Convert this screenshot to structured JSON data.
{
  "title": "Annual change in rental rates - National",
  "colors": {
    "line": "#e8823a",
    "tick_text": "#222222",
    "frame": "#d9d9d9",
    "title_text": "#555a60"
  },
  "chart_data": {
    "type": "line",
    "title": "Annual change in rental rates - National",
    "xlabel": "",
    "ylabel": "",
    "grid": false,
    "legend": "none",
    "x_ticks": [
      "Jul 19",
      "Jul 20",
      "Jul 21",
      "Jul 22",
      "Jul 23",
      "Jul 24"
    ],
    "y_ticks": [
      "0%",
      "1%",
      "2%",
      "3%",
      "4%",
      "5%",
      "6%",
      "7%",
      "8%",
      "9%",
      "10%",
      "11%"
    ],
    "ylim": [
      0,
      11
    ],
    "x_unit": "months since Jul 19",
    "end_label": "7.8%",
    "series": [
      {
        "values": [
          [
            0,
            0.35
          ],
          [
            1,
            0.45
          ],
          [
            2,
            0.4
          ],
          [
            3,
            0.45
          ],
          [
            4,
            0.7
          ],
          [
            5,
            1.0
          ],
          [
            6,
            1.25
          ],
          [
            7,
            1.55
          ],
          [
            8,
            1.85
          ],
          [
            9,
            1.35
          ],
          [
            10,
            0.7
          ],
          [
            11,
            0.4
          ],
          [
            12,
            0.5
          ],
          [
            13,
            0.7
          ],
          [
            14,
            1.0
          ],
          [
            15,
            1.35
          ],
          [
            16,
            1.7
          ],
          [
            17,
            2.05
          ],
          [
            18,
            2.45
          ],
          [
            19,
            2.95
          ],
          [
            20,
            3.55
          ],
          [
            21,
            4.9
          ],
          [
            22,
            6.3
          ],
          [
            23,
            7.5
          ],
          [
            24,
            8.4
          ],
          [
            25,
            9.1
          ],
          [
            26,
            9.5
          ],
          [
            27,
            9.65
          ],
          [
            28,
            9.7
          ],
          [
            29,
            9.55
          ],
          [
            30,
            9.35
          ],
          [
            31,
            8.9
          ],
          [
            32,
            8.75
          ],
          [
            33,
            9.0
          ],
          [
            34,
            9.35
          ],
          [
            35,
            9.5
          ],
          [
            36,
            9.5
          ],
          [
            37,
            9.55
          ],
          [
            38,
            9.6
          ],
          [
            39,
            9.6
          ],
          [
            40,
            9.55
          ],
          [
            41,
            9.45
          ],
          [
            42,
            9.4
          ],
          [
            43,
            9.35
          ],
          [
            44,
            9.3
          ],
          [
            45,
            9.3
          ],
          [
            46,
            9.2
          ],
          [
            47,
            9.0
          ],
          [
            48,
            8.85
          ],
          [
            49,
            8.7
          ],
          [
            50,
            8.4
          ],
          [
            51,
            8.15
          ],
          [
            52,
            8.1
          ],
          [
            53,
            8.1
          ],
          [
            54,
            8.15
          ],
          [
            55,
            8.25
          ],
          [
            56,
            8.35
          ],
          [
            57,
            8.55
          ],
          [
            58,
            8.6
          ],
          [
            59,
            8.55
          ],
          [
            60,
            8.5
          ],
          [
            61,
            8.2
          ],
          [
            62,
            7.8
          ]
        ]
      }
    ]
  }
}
--
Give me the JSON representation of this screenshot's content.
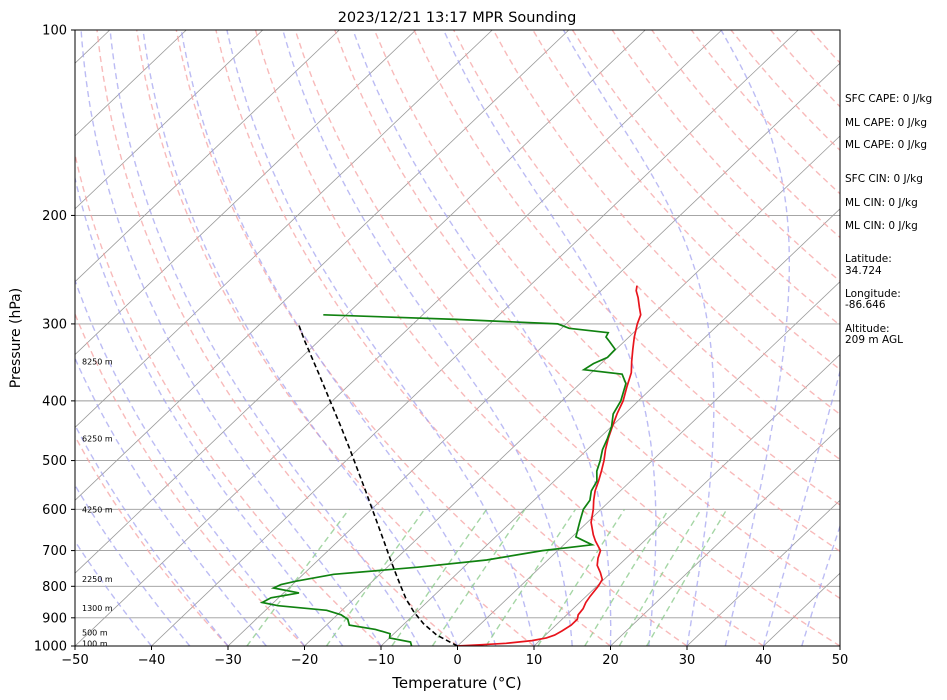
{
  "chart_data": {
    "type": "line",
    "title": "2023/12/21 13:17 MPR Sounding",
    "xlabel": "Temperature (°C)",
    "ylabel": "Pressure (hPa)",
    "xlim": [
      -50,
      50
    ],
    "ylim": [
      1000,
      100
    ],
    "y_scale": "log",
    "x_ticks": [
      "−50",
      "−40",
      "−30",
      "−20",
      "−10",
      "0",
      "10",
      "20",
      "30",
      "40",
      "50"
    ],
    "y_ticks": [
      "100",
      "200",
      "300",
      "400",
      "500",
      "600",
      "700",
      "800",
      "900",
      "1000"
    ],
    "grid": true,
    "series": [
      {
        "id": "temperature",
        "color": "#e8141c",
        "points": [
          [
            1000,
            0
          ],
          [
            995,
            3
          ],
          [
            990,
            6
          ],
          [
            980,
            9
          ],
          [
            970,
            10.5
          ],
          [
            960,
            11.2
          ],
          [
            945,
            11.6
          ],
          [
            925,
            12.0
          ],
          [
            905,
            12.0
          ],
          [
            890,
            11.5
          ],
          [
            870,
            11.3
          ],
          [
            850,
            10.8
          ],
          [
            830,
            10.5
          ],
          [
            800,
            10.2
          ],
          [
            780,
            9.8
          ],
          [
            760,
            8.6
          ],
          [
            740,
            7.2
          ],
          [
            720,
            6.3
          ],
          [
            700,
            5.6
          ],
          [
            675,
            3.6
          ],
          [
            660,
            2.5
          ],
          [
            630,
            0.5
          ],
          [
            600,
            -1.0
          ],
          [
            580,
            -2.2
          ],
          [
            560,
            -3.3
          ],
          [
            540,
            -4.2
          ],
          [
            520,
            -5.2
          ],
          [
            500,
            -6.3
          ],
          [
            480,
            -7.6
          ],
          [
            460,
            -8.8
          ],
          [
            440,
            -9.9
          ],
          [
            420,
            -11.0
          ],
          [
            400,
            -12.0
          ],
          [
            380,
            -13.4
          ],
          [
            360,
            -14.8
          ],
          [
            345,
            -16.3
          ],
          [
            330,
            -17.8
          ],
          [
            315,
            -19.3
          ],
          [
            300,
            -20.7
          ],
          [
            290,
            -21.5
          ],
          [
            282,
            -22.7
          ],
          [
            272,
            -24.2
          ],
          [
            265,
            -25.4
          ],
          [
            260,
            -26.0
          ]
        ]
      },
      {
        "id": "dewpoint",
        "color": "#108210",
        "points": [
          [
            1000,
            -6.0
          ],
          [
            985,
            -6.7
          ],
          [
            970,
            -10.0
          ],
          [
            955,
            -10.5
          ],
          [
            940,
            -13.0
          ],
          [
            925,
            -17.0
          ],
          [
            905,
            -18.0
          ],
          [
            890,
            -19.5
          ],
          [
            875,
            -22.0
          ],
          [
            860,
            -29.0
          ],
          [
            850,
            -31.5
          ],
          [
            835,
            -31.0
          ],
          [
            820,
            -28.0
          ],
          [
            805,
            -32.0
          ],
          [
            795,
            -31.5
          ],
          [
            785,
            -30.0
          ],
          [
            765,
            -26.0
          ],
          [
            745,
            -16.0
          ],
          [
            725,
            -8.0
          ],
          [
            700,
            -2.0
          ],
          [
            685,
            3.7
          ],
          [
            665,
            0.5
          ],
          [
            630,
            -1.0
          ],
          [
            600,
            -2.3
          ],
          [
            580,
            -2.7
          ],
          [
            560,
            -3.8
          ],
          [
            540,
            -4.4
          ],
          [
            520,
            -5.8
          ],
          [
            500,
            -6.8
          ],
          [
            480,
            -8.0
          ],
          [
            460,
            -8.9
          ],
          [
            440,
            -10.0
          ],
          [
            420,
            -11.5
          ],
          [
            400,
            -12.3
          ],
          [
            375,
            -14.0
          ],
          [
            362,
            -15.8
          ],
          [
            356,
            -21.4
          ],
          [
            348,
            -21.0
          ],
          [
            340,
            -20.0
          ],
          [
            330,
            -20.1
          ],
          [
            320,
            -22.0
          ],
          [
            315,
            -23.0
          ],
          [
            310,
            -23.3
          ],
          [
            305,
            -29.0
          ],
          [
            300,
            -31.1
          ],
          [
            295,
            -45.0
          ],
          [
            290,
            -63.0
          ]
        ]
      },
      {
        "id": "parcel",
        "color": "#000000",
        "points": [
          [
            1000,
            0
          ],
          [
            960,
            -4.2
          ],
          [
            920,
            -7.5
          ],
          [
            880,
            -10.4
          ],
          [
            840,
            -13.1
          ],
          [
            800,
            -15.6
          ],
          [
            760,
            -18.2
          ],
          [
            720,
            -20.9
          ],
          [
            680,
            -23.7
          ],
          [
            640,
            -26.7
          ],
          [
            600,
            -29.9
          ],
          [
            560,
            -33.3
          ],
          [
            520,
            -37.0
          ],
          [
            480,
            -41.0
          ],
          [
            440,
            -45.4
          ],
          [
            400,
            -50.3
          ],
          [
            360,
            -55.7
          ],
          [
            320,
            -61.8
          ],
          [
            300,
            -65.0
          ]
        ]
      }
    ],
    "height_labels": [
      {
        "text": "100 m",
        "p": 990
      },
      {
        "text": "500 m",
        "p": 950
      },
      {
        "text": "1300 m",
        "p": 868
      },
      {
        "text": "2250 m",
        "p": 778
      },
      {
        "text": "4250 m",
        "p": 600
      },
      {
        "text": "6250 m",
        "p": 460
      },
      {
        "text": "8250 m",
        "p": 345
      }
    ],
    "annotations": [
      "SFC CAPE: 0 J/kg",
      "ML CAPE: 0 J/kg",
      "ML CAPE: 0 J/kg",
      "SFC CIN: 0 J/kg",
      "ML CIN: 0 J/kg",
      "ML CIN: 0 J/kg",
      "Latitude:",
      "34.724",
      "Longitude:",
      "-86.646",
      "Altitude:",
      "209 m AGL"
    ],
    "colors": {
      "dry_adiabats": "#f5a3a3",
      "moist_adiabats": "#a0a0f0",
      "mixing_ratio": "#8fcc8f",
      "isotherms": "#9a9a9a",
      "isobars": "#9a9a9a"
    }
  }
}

■ **REQUIREMENTS**
In the data above, how many lines contain the string "screenshot"? Answer with the number only.

■ **OUTPUT OF THE EXERCISE**
2